PROBLEM STATEMENT
Filter the data below for the string "Policy" and copy each matching line.

**********

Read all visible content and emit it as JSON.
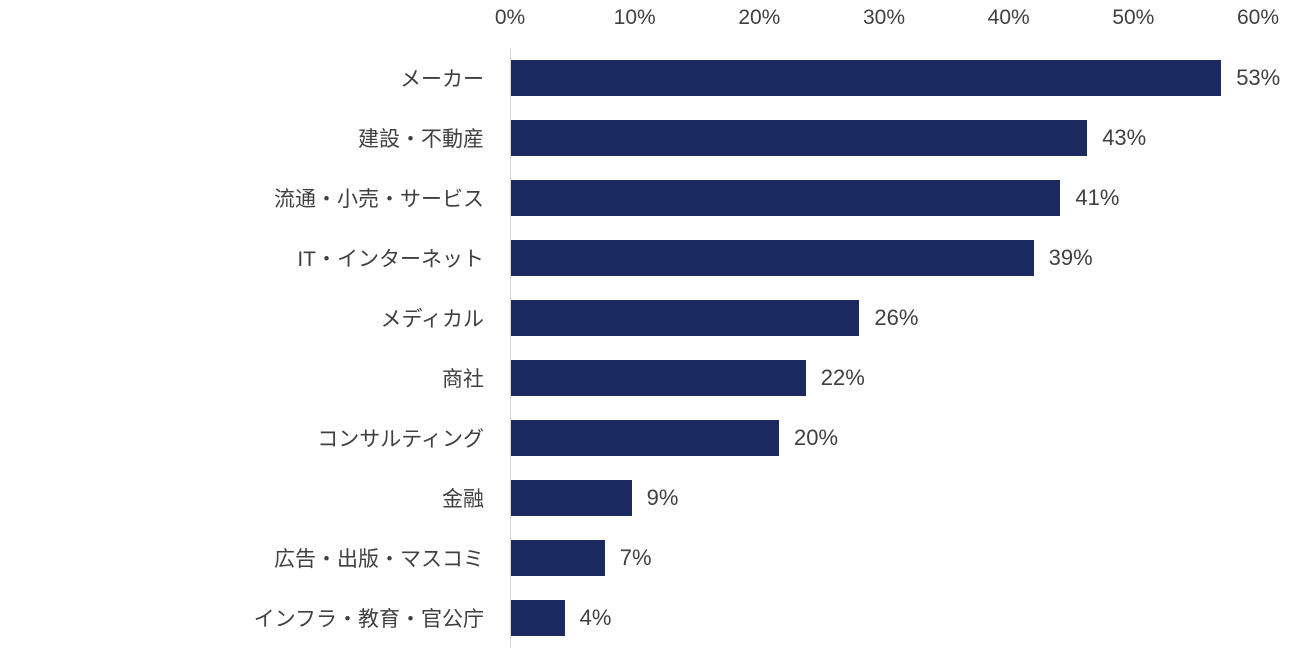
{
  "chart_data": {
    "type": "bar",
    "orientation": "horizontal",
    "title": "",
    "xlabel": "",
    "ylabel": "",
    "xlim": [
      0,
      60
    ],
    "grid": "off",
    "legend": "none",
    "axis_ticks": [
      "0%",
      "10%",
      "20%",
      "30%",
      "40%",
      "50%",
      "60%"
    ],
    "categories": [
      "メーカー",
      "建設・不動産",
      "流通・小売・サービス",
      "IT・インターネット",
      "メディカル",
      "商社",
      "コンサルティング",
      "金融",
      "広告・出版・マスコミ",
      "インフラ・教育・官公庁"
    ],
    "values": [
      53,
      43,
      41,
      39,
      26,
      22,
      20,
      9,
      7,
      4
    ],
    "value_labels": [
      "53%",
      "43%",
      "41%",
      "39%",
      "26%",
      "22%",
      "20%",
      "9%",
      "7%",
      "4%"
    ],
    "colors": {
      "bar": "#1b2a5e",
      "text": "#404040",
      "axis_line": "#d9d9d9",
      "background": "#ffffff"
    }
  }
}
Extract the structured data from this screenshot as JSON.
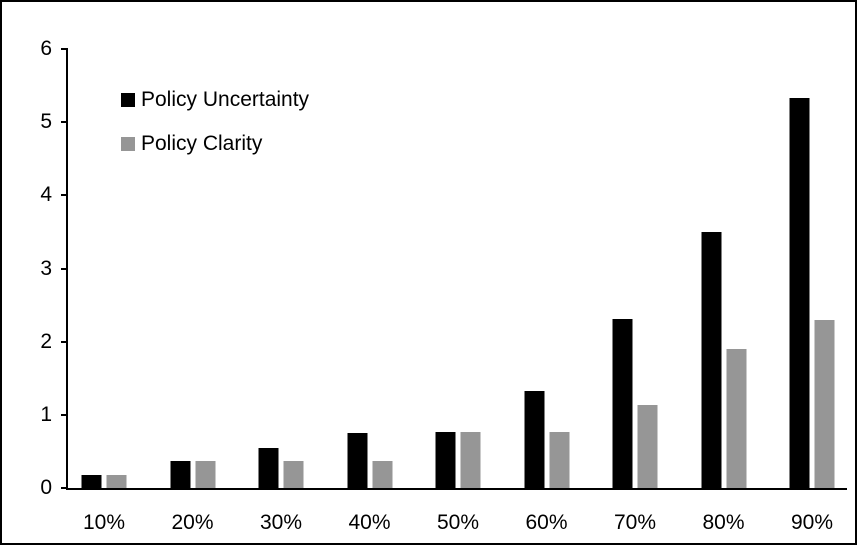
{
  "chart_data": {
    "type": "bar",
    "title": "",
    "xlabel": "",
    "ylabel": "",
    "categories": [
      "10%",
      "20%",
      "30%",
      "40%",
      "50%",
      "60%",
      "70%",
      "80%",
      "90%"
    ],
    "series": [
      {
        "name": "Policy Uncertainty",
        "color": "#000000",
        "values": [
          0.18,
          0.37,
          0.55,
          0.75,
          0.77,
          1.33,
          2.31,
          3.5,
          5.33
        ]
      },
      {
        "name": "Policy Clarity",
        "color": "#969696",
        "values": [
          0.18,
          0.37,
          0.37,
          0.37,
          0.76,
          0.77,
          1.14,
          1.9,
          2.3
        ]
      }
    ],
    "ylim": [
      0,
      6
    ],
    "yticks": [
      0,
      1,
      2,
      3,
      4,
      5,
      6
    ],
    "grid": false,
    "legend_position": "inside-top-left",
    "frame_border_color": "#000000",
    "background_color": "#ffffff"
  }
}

**********

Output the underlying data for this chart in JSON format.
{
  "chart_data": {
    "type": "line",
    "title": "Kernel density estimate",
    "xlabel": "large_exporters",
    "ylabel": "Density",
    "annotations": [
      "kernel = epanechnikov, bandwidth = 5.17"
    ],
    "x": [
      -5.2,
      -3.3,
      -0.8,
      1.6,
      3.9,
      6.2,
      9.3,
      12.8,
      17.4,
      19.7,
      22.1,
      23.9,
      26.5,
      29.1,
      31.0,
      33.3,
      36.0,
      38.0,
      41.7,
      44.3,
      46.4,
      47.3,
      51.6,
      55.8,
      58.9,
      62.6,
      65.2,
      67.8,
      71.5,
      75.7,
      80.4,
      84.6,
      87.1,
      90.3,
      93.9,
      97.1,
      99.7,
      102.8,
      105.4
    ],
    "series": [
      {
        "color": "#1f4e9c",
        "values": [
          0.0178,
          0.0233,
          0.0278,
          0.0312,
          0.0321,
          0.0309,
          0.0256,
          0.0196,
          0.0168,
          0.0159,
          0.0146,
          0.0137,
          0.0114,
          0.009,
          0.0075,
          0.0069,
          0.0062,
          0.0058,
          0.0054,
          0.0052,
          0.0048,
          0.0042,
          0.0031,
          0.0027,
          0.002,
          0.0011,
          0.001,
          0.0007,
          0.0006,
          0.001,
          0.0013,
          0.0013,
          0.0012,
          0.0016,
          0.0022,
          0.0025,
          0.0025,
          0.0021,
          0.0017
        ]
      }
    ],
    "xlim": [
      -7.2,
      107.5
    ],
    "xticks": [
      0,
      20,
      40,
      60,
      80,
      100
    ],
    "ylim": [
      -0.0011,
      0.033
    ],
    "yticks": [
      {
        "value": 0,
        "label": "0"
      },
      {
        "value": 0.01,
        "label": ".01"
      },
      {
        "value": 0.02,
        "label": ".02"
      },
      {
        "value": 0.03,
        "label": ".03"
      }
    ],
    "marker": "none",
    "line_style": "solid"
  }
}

**********

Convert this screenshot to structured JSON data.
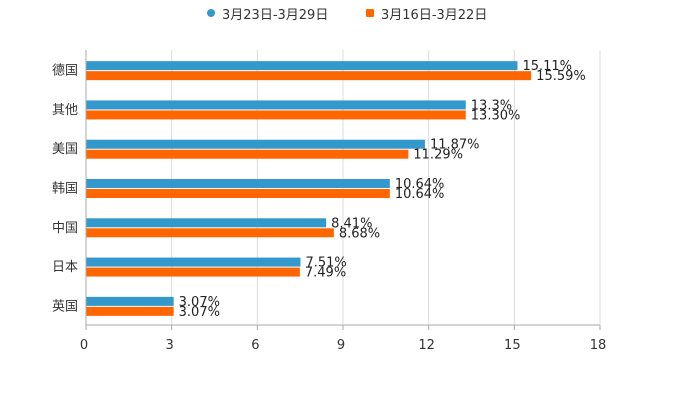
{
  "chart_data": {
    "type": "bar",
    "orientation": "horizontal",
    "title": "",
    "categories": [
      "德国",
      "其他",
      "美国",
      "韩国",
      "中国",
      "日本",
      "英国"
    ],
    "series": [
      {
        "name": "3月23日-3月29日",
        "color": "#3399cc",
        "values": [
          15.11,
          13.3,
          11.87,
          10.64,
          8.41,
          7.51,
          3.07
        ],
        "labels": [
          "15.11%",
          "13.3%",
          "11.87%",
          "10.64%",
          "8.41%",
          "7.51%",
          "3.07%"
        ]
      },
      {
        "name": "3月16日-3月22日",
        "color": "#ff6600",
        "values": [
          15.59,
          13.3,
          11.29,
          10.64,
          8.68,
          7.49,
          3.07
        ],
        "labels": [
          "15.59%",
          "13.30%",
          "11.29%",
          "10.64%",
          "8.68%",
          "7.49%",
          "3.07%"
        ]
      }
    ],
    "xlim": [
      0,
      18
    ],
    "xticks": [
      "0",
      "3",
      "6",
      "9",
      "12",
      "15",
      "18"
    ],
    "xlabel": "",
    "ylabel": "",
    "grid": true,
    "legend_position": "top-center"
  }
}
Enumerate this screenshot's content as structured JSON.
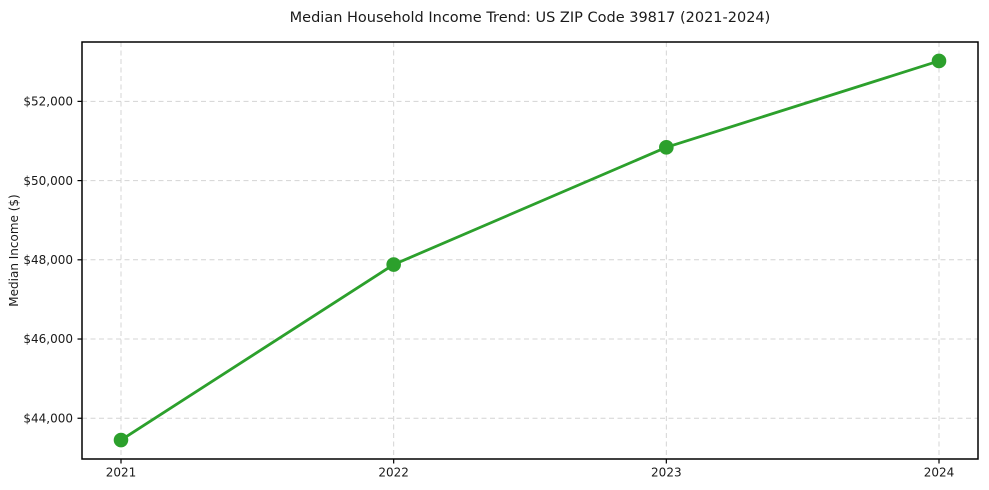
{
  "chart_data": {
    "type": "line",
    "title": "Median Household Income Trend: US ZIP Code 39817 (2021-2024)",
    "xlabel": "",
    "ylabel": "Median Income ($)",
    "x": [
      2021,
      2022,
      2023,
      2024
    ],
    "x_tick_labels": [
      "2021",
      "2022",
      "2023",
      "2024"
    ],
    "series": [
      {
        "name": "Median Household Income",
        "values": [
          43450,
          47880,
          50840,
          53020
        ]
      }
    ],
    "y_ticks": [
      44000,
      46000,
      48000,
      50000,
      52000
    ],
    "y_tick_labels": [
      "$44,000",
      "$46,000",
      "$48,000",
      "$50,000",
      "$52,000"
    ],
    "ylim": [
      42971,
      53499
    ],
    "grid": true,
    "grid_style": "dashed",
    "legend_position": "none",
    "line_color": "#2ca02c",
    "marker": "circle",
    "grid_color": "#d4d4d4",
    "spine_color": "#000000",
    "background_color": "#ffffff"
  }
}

**********

RESULT OF THE EXERCISE
        "name": "Policy Uncertainty",
        "name": "Policy Clarity",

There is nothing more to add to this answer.